Collection entries
'''

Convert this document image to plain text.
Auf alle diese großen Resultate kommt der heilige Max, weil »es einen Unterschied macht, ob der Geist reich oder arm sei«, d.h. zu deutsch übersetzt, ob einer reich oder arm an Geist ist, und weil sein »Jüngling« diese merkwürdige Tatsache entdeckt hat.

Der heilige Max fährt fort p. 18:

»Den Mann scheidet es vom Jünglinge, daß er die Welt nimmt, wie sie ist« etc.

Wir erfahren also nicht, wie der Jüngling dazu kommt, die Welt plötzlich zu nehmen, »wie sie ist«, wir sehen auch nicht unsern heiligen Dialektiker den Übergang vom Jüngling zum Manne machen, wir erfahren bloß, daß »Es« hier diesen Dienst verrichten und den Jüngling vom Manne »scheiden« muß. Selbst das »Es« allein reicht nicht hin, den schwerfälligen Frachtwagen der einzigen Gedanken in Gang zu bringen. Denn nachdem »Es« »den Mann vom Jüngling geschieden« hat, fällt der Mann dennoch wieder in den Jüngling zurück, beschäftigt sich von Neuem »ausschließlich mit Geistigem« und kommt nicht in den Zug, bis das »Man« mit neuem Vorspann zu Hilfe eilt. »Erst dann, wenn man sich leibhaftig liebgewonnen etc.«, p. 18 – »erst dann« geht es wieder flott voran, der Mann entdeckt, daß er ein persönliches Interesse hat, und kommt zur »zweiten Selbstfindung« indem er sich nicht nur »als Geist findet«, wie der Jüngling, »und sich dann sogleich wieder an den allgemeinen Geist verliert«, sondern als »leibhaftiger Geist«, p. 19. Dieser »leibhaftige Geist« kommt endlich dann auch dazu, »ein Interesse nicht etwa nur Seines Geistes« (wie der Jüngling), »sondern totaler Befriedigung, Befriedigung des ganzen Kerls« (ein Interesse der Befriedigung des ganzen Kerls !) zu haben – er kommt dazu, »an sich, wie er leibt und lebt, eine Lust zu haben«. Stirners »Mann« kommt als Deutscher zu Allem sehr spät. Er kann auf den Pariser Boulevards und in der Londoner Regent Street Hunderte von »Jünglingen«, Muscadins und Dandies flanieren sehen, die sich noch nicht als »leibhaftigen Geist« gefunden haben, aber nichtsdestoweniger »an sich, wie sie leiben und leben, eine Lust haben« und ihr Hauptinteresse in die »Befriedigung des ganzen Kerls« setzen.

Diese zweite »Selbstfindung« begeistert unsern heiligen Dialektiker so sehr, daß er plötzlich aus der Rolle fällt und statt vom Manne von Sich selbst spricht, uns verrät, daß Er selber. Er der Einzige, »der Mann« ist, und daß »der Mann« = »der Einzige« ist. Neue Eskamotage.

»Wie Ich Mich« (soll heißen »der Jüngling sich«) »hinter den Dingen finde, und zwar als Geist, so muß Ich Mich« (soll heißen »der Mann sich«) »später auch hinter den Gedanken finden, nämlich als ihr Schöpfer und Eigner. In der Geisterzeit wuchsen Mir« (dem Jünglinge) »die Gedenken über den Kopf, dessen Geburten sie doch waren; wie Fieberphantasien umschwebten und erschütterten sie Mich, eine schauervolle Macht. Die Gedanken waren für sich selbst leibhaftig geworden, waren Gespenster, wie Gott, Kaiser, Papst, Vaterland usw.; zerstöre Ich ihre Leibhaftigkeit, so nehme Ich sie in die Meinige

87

'''

# What is asked:
Retype all of the data shown above, word for word.

# Full response:
Convert this document image to plain text.
Auf alle diese großen Resultate kommt der heilige Max, weil »es einen Unterschied macht, ob der Geist reich oder arm sei«, d.h. zu deutsch übersetzt, ob einer reich oder arm an Geist ist, und weil sein »Jüngling« diese merkwürdige Tatsache entdeckt hat.

Der heilige Max fährt fort p. 18:

»Den Mann scheidet es vom Jünglinge, daß er die Welt nimmt, wie sie ist« etc.

Wir erfahren also nicht, wie der Jüngling dazu kommt, die Welt plötzlich zu nehmen, »wie sie ist«, wir sehen auch nicht unsern heiligen Dialektiker den Übergang vom Jüngling zum Manne machen, wir erfahren bloß, daß »Es« hier diesen Dienst verrichten und den Jüngling vom Manne »scheiden« muß. Selbst das »Es« allein reicht nicht hin, den schwerfälligen Frachtwagen der einzigen Gedanken in Gang zu bringen. Denn nachdem »Es« »den Mann vom Jüngling geschieden« hat, fällt der Mann dennoch wieder in den Jüngling zurück, beschäftigt sich von Neuem »ausschließlich mit Geistigem« und kommt nicht in den Zug, bis das »Man« mit neuem Vorspann zu Hilfe eilt. »Erst dann, wenn man sich leibhaftig liebgewonnen etc.«, p. 18 – »erst dann« geht es wieder flott voran, der Mann entdeckt, daß er ein persönliches Interesse hat, und kommt zur »zweiten Selbstfindung« indem er sich nicht nur »als Geist findet«, wie der Jüngling, »und sich dann sogleich wieder an den allgemeinen Geist verliert«, sondern als »leibhaftiger Geist«, p. 19. Dieser »leibhaftige Geist« kommt endlich dann auch dazu, »ein Interesse nicht etwa nur Seines Geistes« (wie der Jüngling), »sondern totaler Befriedigung, Befriedigung des ganzen Kerls« (ein Interesse der Befriedigung des ganzen Kerls !) zu haben – er kommt dazu, »an sich, wie er leibt und lebt, eine Lust zu haben«. Stirners »Mann« kommt als Deutscher zu Allem sehr spät. Er kann auf den Pariser Boulevards und in der Londoner Regent Street Hunderte von »Jünglingen«, Muscadins und Dandies flanieren sehen, die sich noch nicht als »leibhaftigen Geist« gefunden haben, aber nichtsdestoweniger »an sich, wie sie leiben und leben, eine Lust haben« und ihr Hauptinteresse in die »Befriedigung des ganzen Kerls« setzen.

Diese zweite »Selbstfindung« begeistert unsern heiligen Dialektiker so sehr, daß er plötzlich aus der Rolle fällt und statt vom Manne von Sich selbst spricht, uns verrät, daß Er selber. Er der Einzige, »der Mann« ist, und daß »der Mann« = »der Einzige« ist. Neue Eskamotage.

»Wie Ich Mich« (soll heißen »der Jüngling sich«) »hinter den Dingen finde, und zwar als Geist, so muß Ich Mich« (soll heißen »der Mann sich«) »später auch hinter den Gedanken finden, nämlich als ihr Schöpfer und Eigner. In der Geisterzeit wuchsen Mir« (dem Jünglinge) »die Gedenken über den Kopf, dessen Geburten sie doch waren; wie Fieberphantasien umschwebten und erschütterten sie Mich, eine schauervolle Macht. Die Gedanken waren für sich selbst leibhaftig geworden, waren Gespenster, wie Gott, Kaiser, Papst, Vaterland usw.; zerstöre Ich ihre Leibhaftigkeit, so nehme Ich sie in die Meinige

87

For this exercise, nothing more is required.